▶ _WHAT YOU SHOULD DO_:
Below is a listing; copy all of it exactly.

▶ _SUPPLIED RECORDS_:
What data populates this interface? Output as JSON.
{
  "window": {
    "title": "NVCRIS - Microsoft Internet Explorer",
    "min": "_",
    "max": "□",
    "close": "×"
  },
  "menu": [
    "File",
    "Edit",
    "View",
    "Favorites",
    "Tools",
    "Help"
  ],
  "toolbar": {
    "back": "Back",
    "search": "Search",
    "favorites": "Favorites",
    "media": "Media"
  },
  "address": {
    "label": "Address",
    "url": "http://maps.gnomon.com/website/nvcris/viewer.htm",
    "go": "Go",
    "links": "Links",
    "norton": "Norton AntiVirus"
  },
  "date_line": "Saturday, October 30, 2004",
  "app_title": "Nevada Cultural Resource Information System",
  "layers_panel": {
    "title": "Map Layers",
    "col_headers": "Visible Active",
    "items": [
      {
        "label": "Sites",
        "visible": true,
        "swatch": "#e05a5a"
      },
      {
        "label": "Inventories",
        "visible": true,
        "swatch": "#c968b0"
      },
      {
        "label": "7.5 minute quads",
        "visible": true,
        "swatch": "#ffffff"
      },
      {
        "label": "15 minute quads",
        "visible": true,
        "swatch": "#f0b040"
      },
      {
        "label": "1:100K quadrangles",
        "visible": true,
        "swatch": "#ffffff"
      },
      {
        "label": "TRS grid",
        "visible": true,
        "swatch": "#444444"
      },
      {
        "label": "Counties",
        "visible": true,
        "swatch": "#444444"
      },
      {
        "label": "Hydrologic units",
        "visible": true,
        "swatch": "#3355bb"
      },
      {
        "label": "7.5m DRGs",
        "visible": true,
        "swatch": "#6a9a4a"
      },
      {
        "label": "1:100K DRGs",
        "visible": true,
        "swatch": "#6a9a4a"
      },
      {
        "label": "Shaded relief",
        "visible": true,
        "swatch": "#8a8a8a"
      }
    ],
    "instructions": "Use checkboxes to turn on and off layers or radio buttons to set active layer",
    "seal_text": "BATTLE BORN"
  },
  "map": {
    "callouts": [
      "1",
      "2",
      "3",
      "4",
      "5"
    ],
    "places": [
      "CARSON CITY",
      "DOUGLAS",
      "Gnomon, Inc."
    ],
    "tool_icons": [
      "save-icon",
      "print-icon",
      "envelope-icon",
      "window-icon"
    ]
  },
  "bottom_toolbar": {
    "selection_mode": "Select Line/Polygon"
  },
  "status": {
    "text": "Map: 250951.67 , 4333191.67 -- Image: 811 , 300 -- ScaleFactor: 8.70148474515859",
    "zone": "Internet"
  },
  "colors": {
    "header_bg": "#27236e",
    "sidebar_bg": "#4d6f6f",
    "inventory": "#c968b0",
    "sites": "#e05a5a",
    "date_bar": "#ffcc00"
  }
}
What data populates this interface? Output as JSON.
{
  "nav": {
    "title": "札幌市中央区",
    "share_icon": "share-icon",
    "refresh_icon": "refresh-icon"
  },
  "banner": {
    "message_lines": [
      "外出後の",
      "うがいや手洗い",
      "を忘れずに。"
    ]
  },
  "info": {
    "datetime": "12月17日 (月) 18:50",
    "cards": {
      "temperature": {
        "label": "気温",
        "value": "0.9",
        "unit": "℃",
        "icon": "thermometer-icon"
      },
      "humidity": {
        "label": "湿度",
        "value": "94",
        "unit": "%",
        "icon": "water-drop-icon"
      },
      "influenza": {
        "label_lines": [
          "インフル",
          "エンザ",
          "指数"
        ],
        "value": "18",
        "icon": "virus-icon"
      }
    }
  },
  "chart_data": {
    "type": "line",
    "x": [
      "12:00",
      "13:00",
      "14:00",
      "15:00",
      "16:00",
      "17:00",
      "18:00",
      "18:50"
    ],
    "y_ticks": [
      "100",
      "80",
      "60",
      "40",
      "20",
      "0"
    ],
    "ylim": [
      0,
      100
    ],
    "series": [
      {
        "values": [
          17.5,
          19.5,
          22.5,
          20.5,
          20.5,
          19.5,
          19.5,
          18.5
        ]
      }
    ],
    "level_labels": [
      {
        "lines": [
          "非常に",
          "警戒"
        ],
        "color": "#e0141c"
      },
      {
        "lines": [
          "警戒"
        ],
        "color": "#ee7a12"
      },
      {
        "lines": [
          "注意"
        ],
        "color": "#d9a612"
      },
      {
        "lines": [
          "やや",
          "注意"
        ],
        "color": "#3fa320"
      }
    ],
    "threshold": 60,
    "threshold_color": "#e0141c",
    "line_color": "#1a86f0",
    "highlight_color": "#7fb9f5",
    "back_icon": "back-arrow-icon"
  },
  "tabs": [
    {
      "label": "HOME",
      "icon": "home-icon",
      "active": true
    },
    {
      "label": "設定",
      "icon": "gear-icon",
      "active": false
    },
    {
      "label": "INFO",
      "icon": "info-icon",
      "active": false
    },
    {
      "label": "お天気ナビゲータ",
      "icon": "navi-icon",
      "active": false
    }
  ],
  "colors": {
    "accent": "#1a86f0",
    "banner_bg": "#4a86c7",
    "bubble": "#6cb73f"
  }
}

▶ _ANSWER TO THE PROBLEM_:
What data populates this interface? Output as JSON.
{
  "window": {
    "title": "NVCRIS - Microsoft Internet Explorer",
    "min": "_",
    "max": "□",
    "close": "×"
  },
  "menu": [
    "File",
    "Edit",
    "View",
    "Favorites",
    "Tools",
    "Help"
  ],
  "toolbar": {
    "back": "Back",
    "search": "Search",
    "favorites": "Favorites",
    "media": "Media"
  },
  "address": {
    "label": "Address",
    "url": "http://maps.gnomon.com/website/nvcris/viewer.htm",
    "go": "Go",
    "links": "Links",
    "norton": "Norton AntiVirus"
  },
  "date_line": "Saturday, October 30, 2004",
  "app_title": "Nevada Cultural Resource Information System",
  "layers_panel": {
    "title": "Map Layers",
    "col_headers": "Visible Active",
    "items": [
      {
        "label": "Sites",
        "visible": true,
        "swatch": "#e05a5a"
      },
      {
        "label": "Inventories",
        "visible": true,
        "swatch": "#c968b0"
      },
      {
        "label": "7.5 minute quads",
        "visible": true,
        "swatch": "#ffffff"
      },
      {
        "label": "15 minute quads",
        "visible": true,
        "swatch": "#f0b040"
      },
      {
        "label": "1:100K quadrangles",
        "visible": true,
        "swatch": "#ffffff"
      },
      {
        "label": "TRS grid",
        "visible": true,
        "swatch": "#444444"
      },
      {
        "label": "Counties",
        "visible": true,
        "swatch": "#444444"
      },
      {
        "label": "Hydrologic units",
        "visible": true,
        "swatch": "#3355bb"
      },
      {
        "label": "7.5m DRGs",
        "visible": true,
        "swatch": "#6a9a4a"
      },
      {
        "label": "1:100K DRGs",
        "visible": true,
        "swatch": "#6a9a4a"
      },
      {
        "label": "Shaded relief",
        "visible": true,
        "swatch": "#8a8a8a"
      }
    ],
    "instructions": "Use checkboxes to turn on and off layers or radio buttons to set active layer",
    "seal_text": "BATTLE BORN"
  },
  "map": {
    "callouts": [
      "1",
      "2",
      "3",
      "4",
      "5"
    ],
    "places": [
      "CARSON CITY",
      "DOUGLAS",
      "Gnomon, Inc."
    ],
    "tool_icons": [
      "save-icon",
      "print-icon",
      "envelope-icon",
      "window-icon"
    ]
  },
  "bottom_toolbar": {
    "selection_mode": "Select Line/Polygon"
  },
  "status": {
    "text": "Map: 250951.67 , 4333191.67 -- Image: 811 , 300 -- ScaleFactor: 8.70148474515859",
    "zone": "Internet"
  },
  "colors": {
    "header_bg": "#27236e",
    "sidebar_bg": "#4d6f6f",
    "inventory": "#c968b0",
    "sites": "#e05a5a",
    "date_bar": "#ffcc00"
  }
}
What data populates this interface? Output as JSON.
{
  "nav": {
    "title": "札幌市中央区",
    "share_icon": "share-icon",
    "refresh_icon": "refresh-icon"
  },
  "banner": {
    "message_lines": [
      "外出後の",
      "うがいや手洗い",
      "を忘れずに。"
    ]
  },
  "info": {
    "datetime": "12月17日 (月) 18:50",
    "cards": {
      "temperature": {
        "label": "気温",
        "value": "0.9",
        "unit": "℃",
        "icon": "thermometer-icon"
      },
      "humidity": {
        "label": "湿度",
        "value": "94",
        "unit": "%",
        "icon": "water-drop-icon"
      },
      "influenza": {
        "label_lines": [
          "インフル",
          "エンザ",
          "指数"
        ],
        "value": "18",
        "icon": "virus-icon"
      }
    }
  },
  "chart_data": {
    "type": "line",
    "x": [
      "12:00",
      "13:00",
      "14:00",
      "15:00",
      "16:00",
      "17:00",
      "18:00",
      "18:50"
    ],
    "y_ticks": [
      "100",
      "80",
      "60",
      "40",
      "20",
      "0"
    ],
    "ylim": [
      0,
      100
    ],
    "series": [
      {
        "values": [
          17.5,
          19.5,
          22.5,
          20.5,
          20.5,
          19.5,
          19.5,
          18.5
        ]
      }
    ],
    "level_labels": [
      {
        "lines": [
          "非常に",
          "警戒"
        ],
        "color": "#e0141c"
      },
      {
        "lines": [
          "警戒"
        ],
        "color": "#ee7a12"
      },
      {
        "lines": [
          "注意"
        ],
        "color": "#d9a612"
      },
      {
        "lines": [
          "やや",
          "注意"
        ],
        "color": "#3fa320"
      }
    ],
    "threshold": 60,
    "threshold_color": "#e0141c",
    "line_color": "#1a86f0",
    "highlight_color": "#7fb9f5",
    "back_icon": "back-arrow-icon"
  },
  "tabs": [
    {
      "label": "HOME",
      "icon": "home-icon",
      "active": true
    },
    {
      "label": "設定",
      "icon": "gear-icon",
      "active": false
    },
    {
      "label": "INFO",
      "icon": "info-icon",
      "active": false
    },
    {
      "label": "お天気ナビゲータ",
      "icon": "navi-icon",
      "active": false
    }
  ],
  "colors": {
    "accent": "#1a86f0",
    "banner_bg": "#4a86c7",
    "bubble": "#6cb73f"
  }
}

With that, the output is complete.